Records from a collection
************
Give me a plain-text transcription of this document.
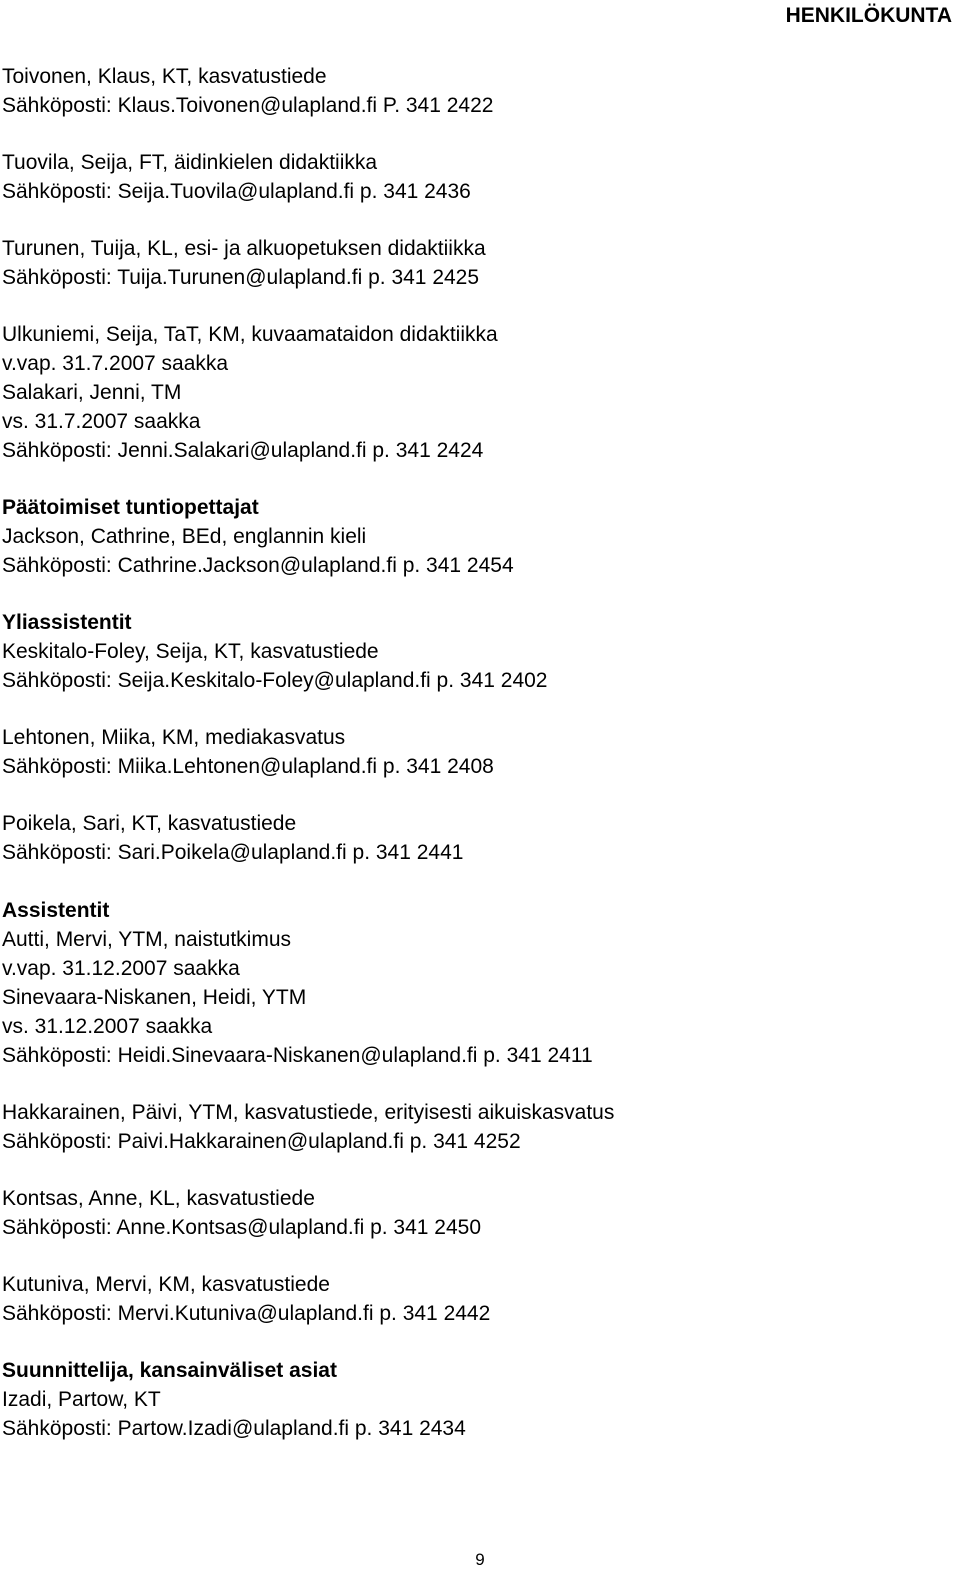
HENKILÖKUNTA
Toivonen, Klaus, KT, kasvatustiede
Sähköposti: Klaus.Toivonen@ulapland.fi P. 341 2422
Tuovila, Seija, FT, äidinkielen didaktiikka
Sähköposti: Seija.Tuovila@ulapland.fi p. 341 2436
Turunen, Tuija, KL, esi- ja alkuopetuksen didaktiikka
Sähköposti: Tuija.Turunen@ulapland.fi p. 341 2425
Ulkuniemi, Seija, TaT, KM, kuvaamataidon didaktiikka
v.vap. 31.7.2007 saakka
Salakari, Jenni, TM
vs. 31.7.2007 saakka
Sähköposti: Jenni.Salakari@ulapland.fi p. 341 2424
Päätoimiset tuntiopettajat
Jackson, Cathrine, BEd, englannin kieli
Sähköposti: Cathrine.Jackson@ulapland.fi p. 341 2454
Yliassistentit
Keskitalo-Foley, Seija, KT, kasvatustiede
Sähköposti: Seija.Keskitalo-Foley@ulapland.fi p. 341 2402
Lehtonen, Miika, KM, mediakasvatus
Sähköposti: Miika.Lehtonen@ulapland.fi p. 341 2408
Poikela, Sari, KT, kasvatustiede
Sähköposti: Sari.Poikela@ulapland.fi p. 341 2441
Assistentit
Autti, Mervi, YTM, naistutkimus
v.vap. 31.12.2007 saakka
Sinevaara-Niskanen, Heidi, YTM
vs. 31.12.2007 saakka
Sähköposti: Heidi.Sinevaara-Niskanen@ulapland.fi p. 341 2411
Hakkarainen, Päivi, YTM, kasvatustiede, erityisesti aikuiskasvatus
Sähköposti: Paivi.Hakkarainen@ulapland.fi p. 341 4252
Kontsas, Anne, KL, kasvatustiede
Sähköposti: Anne.Kontsas@ulapland.fi p. 341 2450
Kutuniva, Mervi, KM, kasvatustiede
Sähköposti: Mervi.Kutuniva@ulapland.fi p. 341 2442
Suunnittelija, kansainväliset asiat
Izadi, Partow, KT
Sähköposti: Partow.Izadi@ulapland.fi p. 341 2434
9
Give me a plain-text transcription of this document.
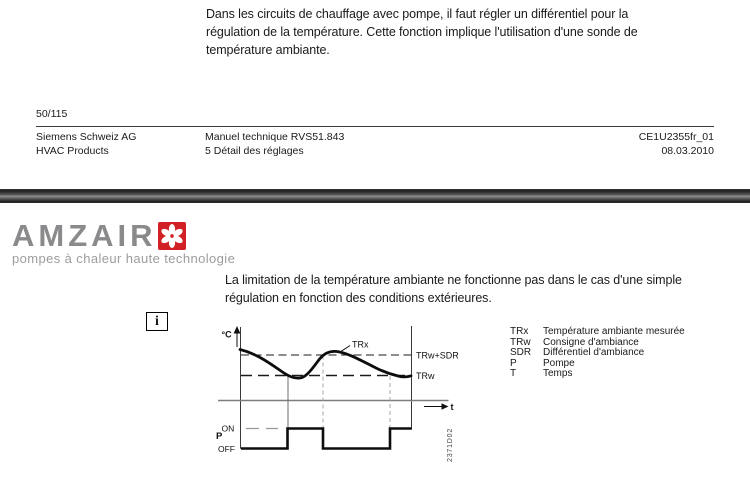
Dans les circuits de chauffage avec pompe, il faut régler un différentiel pour la régulation de la température. Cette fonction implique l'utilisation d'une sonde de température ambiante.
50/115
Siemens Schweiz AG
HVAC Products
Manuel technique RVS51.843
5 Détail des réglages
CE1U2355fr_01
08.03.2010
AMZAIR
pompes à chaleur haute technologie
La limitation de la température ambiante ne fonctionne pas dans le cas d'une simple régulation en fonction des conditions extérieures.
i
°C
t
TRx
TRw+SDR
TRw
ON
P
OFF	2371D02
TRx	Température ambiante mesurée
TRw	Consigne d'ambiance
SDR	Différentiel d'ambiance
P	Pompe
T	Temps
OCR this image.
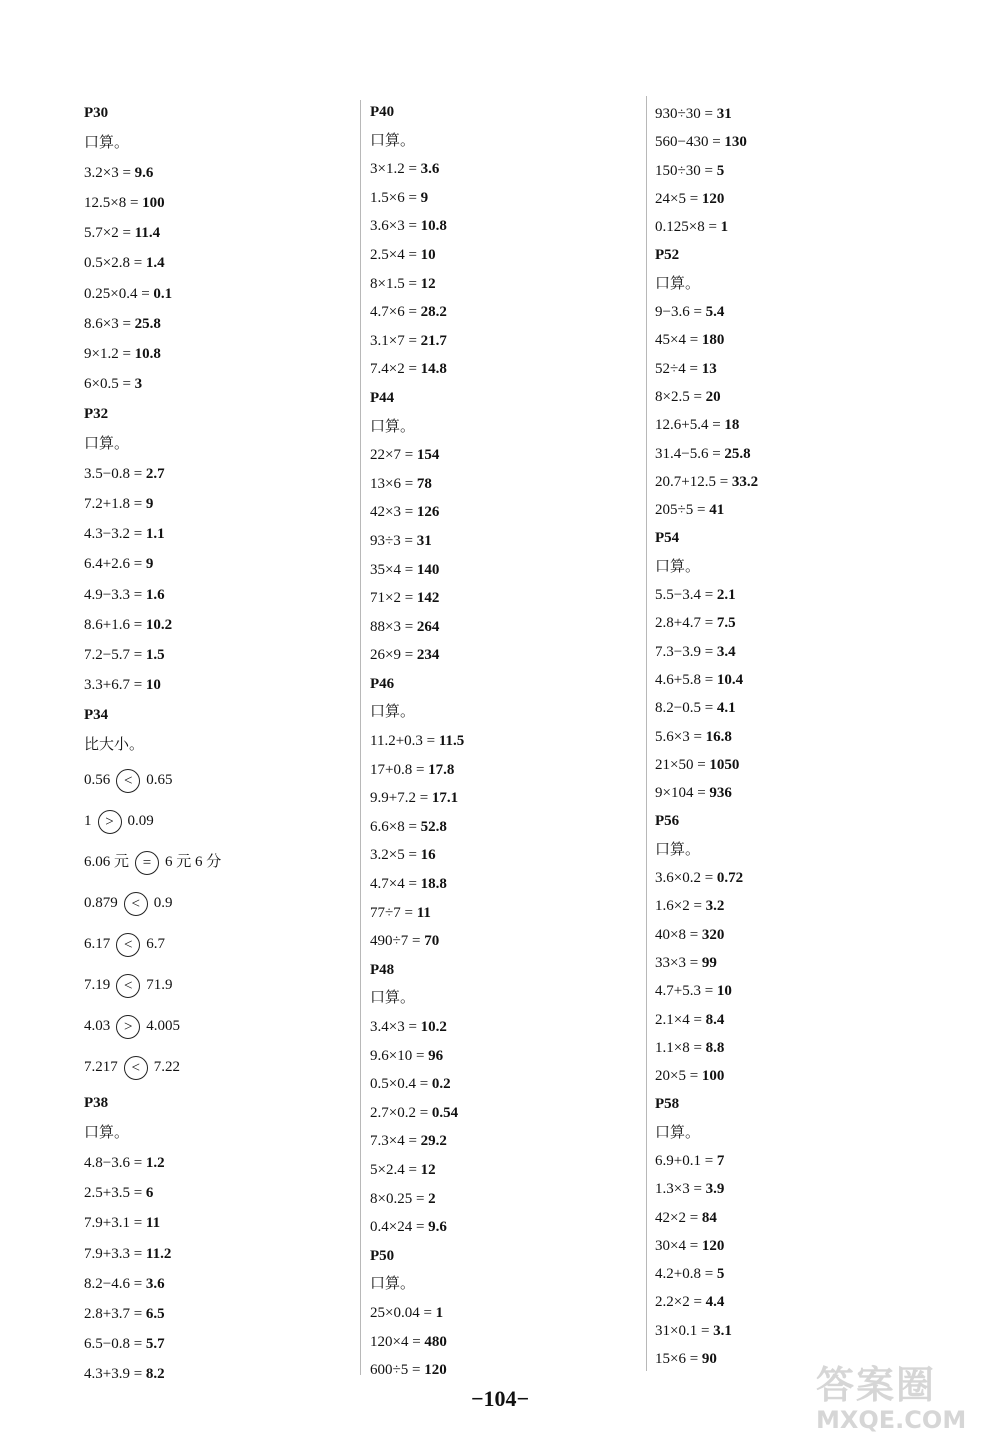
P30
口算。
3.2×3 = 9.6
12.5×8 = 100
5.7×2 = 11.4
0.5×2.8 = 1.4
0.25×0.4 = 0.1
8.6×3 = 25.8
9×1.2 = 10.8
6×0.5 = 3
P32
口算。
3.5−0.8 = 2.7
7.2+1.8 = 9
4.3−3.2 = 1.1
6.4+2.6 = 9
4.9−3.3 = 1.6
8.6+1.6 = 10.2
7.2−5.7 = 1.5
3.3+6.7 = 10
P34
比大小。
0.56 < 0.65
1 > 0.09
6.06 元 = 6 元 6 分
0.879 < 0.9
6.17 < 6.7
7.19 < 71.9
4.03 > 4.005
7.217 < 7.22
P38
口算。
4.8−3.6 = 1.2
2.5+3.5 = 6
7.9+3.1 = 11
7.9+3.3 = 11.2
8.2−4.6 = 3.6
2.8+3.7 = 6.5
6.5−0.8 = 5.7
4.3+3.9 = 8.2
P40
口算。
3×1.2 = 3.6
1.5×6 = 9
3.6×3 = 10.8
2.5×4 = 10
8×1.5 = 12
4.7×6 = 28.2
3.1×7 = 21.7
7.4×2 = 14.8
P44
口算。
22×7 = 154
13×6 = 78
42×3 = 126
93÷3 = 31
35×4 = 140
71×2 = 142
88×3 = 264
26×9 = 234
P46
口算。
11.2+0.3 = 11.5
17+0.8 = 17.8
9.9+7.2 = 17.1
6.6×8 = 52.8
3.2×5 = 16
4.7×4 = 18.8
77÷7 = 11
490÷7 = 70
P48
口算。
3.4×3 = 10.2
9.6×10 = 96
0.5×0.4 = 0.2
2.7×0.2 = 0.54
7.3×4 = 29.2
5×2.4 = 12
8×0.25 = 2
0.4×24 = 9.6
P50
口算。
25×0.04 = 1
120×4 = 480
600÷5 = 120
930÷30 = 31
560−430 = 130
150÷30 = 5
24×5 = 120
0.125×8 = 1
P52
口算。
9−3.6 = 5.4
45×4 = 180
52÷4 = 13
8×2.5 = 20
12.6+5.4 = 18
31.4−5.6 = 25.8
20.7+12.5 = 33.2
205÷5 = 41
P54
口算。
5.5−3.4 = 2.1
2.8+4.7 = 7.5
7.3−3.9 = 3.4
4.6+5.8 = 10.4
8.2−0.5 = 4.1
5.6×3 = 16.8
21×50 = 1050
9×104 = 936
P56
口算。
3.6×0.2 = 0.72
1.6×2 = 3.2
40×8 = 320
33×3 = 99
4.7+5.3 = 10
2.1×4 = 8.4
1.1×8 = 8.8
20×5 = 100
P58
口算。
6.9+0.1 = 7
1.3×3 = 3.9
42×2 = 84
30×4 = 120
4.2+0.8 = 5
2.2×2 = 4.4
31×0.1 = 3.1
15×6 = 90
−104−	答案圈
MXQE.COM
************
:: Given task ::
Isolate the lines that hold the word "Turunen" and copy all of them.

:: Written response ::
Turunen, Tuija, KL, esi- ja alkuopetuksen didaktiikka
Sähköposti: Tuija.Turunen@ulapland.fi p. 341 2425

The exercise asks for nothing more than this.